INSTRUCTIONS TO FOLLOW: Retype each entry exactly. Skip any pictures.

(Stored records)
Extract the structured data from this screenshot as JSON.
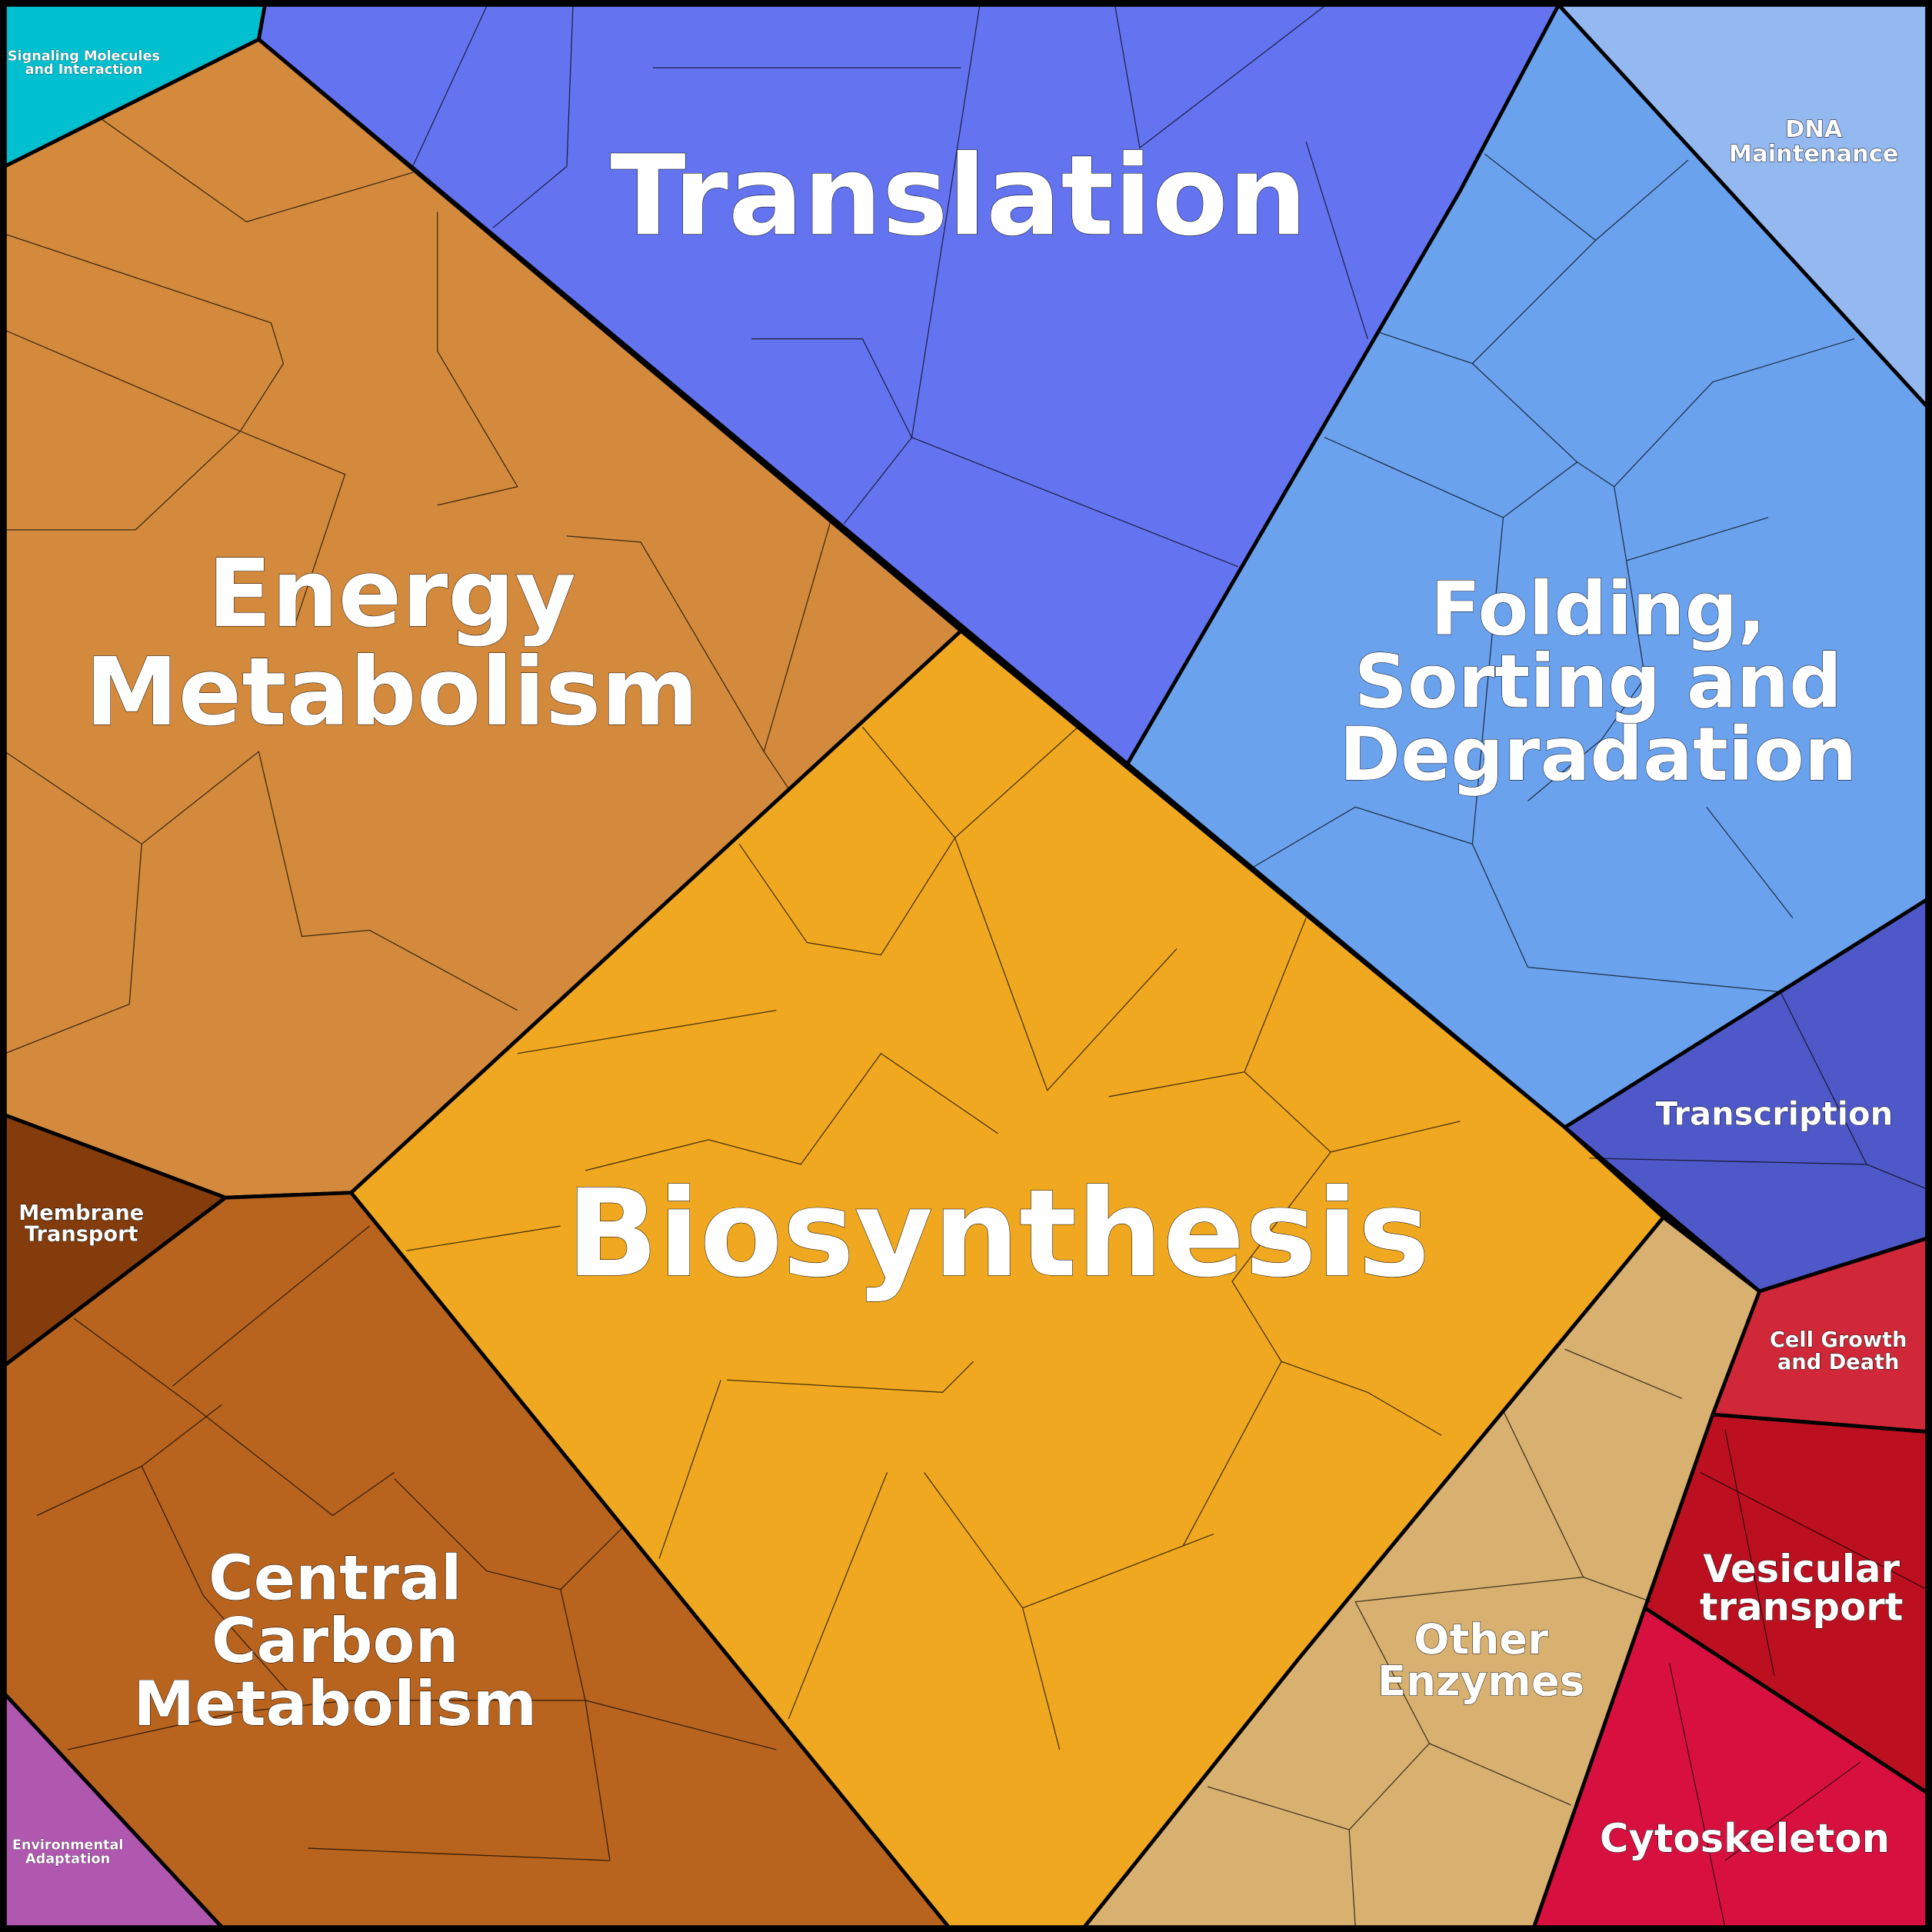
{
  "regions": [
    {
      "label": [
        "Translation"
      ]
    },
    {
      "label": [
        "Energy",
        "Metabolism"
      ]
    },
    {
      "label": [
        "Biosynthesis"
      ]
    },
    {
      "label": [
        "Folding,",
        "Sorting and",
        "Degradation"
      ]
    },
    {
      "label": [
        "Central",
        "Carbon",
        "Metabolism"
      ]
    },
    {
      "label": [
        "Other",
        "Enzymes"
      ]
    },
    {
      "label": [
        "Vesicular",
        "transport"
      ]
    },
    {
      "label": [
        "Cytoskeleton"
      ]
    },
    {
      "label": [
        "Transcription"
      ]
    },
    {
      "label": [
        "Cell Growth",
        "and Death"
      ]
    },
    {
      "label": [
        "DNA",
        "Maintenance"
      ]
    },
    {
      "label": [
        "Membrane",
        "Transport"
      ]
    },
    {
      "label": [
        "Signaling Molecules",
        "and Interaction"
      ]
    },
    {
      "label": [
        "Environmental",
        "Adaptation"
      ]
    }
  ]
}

FINAL ANSWER:
Extract the structured data from this screenshot as JSON.
{
  "regions": [
    {
      "label": [
        "Translation"
      ]
    },
    {
      "label": [
        "Energy",
        "Metabolism"
      ]
    },
    {
      "label": [
        "Biosynthesis"
      ]
    },
    {
      "label": [
        "Folding,",
        "Sorting and",
        "Degradation"
      ]
    },
    {
      "label": [
        "Central",
        "Carbon",
        "Metabolism"
      ]
    },
    {
      "label": [
        "Other",
        "Enzymes"
      ]
    },
    {
      "label": [
        "Vesicular",
        "transport"
      ]
    },
    {
      "label": [
        "Cytoskeleton"
      ]
    },
    {
      "label": [
        "Transcription"
      ]
    },
    {
      "label": [
        "Cell Growth",
        "and Death"
      ]
    },
    {
      "label": [
        "DNA",
        "Maintenance"
      ]
    },
    {
      "label": [
        "Membrane",
        "Transport"
      ]
    },
    {
      "label": [
        "Signaling Molecules",
        "and Interaction"
      ]
    },
    {
      "label": [
        "Environmental",
        "Adaptation"
      ]
    }
  ]
}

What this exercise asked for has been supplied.